→ COSA FARE: Prosegui l'articolo sulla ricerca del dipartimento di Management di Ca' Foscari, riprendendo subito dopo l'ultima frase riportata.

→ DOCUMENTO DI ORIGINE:
Studenti e ricercatori

Venezia capitale della ricerca. Tutte le eccellenze della Ca' Foscari

di Barbara Ganz

Scelta di acquisto di branzini biologici e meccanismi di trasmissione della crisi finanziaria: sono fra le 161 pubblicazioni scientifiche uscite nel 2013 dal dipartimento di Management dell'università Ca' Foscari, Venezia.

Scelta di acquisto di branzini biologici e meccanismi di trasmissione della crisi finanziaria: sono fra le 161 pubblicazioni scientifiche uscite nel 2013 dal dipartimento di Management dell'università Ca' Foscari, Venezia. Nel Research day giovani studiosi, laboratori e centri di ricerca sono finiti sotto i riflettori con i risultati ottenuti: sono sei i centri e laboratori dedicati alla gestione di innovazione, internazionalizzazione delle imprese (con particolare riguardio ai mercati asiatici), cultura, sostenibilità e misure di performance aziendale, esperimenti in campo economico e ricerca per il settore dell'automotive.


«È importante estendere lo sguardo oltre al proprio specifico campo di ricerca perché ogni azienda, nostro principale oggetto dello studio, si trova ad affrontare questioni di varia natura che come ricercatori dobbiamo essere in grado di guardare da tutti i punti di vista – afferma Giorgio Stefano Bertinetti, direttore del dipartimento di Management –. Per la prima volta dedichiamo una intera giornata a presentare pubblicamente la ricerca proprio per favorire la condivisione e lo scambio di idee tra gli studiosi del management».
Fra le menzioni assegnate, che riflettono la varietà di metodologie utilizzate e tematiche investigate da professori e ricercatori, ne spiccano tre.

(Voci di dati memorizzate)
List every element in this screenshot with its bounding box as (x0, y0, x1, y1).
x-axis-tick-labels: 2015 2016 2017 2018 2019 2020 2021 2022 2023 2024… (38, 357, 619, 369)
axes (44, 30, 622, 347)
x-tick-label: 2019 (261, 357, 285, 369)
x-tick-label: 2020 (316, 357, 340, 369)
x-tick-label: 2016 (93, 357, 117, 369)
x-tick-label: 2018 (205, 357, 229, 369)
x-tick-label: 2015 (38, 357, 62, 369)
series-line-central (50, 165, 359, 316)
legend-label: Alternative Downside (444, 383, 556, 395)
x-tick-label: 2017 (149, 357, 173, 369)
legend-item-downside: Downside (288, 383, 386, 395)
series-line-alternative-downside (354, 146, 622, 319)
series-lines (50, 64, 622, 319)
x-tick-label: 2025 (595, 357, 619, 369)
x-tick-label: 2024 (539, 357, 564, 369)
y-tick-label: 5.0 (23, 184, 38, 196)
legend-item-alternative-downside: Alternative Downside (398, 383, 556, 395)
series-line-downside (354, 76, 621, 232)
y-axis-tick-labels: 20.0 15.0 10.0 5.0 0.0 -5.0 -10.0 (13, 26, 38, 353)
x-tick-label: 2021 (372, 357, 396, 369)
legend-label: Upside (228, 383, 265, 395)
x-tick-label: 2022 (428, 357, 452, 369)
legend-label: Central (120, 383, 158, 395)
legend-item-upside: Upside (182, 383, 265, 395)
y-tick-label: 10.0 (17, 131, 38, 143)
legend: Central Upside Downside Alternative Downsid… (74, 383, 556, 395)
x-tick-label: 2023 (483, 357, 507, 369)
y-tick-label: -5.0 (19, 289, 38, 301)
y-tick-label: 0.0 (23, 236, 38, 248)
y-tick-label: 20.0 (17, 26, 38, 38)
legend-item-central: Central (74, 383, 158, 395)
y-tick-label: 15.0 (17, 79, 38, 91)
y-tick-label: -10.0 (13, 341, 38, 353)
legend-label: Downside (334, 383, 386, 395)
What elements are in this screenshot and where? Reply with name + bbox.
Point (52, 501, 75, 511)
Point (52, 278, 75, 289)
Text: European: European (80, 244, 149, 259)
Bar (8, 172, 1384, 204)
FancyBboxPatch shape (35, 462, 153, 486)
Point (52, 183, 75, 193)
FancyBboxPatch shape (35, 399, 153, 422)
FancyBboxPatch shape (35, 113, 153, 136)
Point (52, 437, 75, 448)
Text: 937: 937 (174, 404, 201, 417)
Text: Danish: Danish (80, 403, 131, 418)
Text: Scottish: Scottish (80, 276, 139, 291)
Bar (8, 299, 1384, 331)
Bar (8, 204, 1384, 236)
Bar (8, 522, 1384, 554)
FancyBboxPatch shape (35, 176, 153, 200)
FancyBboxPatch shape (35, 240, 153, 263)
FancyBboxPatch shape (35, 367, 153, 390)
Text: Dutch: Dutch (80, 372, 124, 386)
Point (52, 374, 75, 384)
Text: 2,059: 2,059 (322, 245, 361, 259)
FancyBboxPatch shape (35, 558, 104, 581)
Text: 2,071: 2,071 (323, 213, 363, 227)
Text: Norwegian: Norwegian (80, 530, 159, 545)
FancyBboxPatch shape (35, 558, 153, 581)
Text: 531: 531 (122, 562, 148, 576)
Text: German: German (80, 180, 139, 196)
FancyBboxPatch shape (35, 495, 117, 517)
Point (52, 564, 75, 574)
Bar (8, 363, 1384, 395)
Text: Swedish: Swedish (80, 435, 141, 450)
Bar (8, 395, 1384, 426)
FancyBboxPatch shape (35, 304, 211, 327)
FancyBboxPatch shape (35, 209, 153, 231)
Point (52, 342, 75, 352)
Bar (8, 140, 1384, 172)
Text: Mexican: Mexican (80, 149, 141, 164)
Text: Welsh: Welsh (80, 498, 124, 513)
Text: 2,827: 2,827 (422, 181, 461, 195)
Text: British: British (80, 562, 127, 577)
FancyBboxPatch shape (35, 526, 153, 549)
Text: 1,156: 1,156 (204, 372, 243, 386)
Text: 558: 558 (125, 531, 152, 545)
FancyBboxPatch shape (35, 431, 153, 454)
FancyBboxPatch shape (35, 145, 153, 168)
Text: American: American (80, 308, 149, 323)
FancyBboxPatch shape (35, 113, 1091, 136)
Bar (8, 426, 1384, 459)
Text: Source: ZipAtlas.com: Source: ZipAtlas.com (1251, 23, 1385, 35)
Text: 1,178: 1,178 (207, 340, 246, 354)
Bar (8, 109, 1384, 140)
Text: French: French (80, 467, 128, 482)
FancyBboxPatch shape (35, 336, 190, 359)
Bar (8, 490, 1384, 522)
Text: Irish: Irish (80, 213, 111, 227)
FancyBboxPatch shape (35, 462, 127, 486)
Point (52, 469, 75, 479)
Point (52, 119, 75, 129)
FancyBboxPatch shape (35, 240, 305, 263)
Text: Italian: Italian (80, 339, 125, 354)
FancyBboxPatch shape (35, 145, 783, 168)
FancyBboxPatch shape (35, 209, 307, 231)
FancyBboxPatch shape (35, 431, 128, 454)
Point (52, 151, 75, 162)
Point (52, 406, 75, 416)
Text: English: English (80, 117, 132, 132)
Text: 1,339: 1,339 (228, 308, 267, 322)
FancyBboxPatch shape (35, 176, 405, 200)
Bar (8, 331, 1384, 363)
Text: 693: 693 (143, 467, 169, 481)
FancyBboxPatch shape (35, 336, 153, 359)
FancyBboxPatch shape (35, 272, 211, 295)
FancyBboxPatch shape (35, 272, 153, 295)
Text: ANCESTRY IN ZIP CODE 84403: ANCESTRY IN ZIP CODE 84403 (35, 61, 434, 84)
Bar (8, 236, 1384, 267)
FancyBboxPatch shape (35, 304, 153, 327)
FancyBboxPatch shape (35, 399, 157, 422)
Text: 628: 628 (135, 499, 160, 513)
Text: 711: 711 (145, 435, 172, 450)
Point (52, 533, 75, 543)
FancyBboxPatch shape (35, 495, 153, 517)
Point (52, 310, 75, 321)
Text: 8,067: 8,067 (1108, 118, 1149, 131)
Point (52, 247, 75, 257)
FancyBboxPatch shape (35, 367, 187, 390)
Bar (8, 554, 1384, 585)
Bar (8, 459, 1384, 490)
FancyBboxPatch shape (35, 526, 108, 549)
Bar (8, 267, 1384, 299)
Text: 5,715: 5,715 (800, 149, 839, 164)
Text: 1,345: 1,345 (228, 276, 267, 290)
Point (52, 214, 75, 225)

→ RISPOSTA SCRITTA:
Nello studio condotto da Christine Mauracher, professore associato di Economia e marketing agro-alimentare, con Daniel Vecchiato e Tiziano Tempesta dell'università di Padova, si è verificato il comportamento dei consumatori verso un prodotto ittico biologico, nel caso specifico il branzino, ris contrando che la più influente tra le caratteristiche considerate nella scelta di acquisto, sembra essere la provenienza geografica del pesce; «potrebbe essere utile – è la conclusione – una campagna di comunicazione volta non solo a informare il consumatore sull'esistenza di questo nuovo prodotto, ma soprattutto a fargli percepire il valore aggiunto fornito dal metodo di produzione».


La ricerca "Financial contagion in the Laboratory: The cross-market rebalancing channel" è frutto del lavoro della ricercatrice Gloria Gardenal, insieme a Marco Cipriani, economista alla Federal Reserve Bank di New York, e Antonio Guarino, dello University College London (UCL). Il tema è il contagio finanziario, definito come la situazione nella quale uno shock, che inizialmente riguarda un solo mercato, si propaga rapidamente e in modo incontrollabile ad altri mercati; lo studio si focalizza su uno dei possibili canali di trasmissione di una crisi, ovvero il ribilanciamento del portafoglio titoli da parte degli investitori. Un meccanismo lungamente studiato nella teoria economica, ma mai prima a livello sperimentale.
Infine Andrea Ellero, professore associato di Matematica, il ricercatore e informatico Giovanni Fasano e la matematica Annamaria Sorato hanno proposto e studiato un modello di tipo probabilistico per analizzare la diffusione dell'informazione tra gli individui di un gruppo, in particolare con riferimento a quanto conta l'opinion leader. I risultati dei test numerici evidenziano un ruolo di queste figure nell'accelerare la diffusione dell'informazione secondo un modello che si presta a molteplici applicazioni, dal marketing ai sistemi elettorali: ma questo sarà argomento dell'attività di ricerca futura.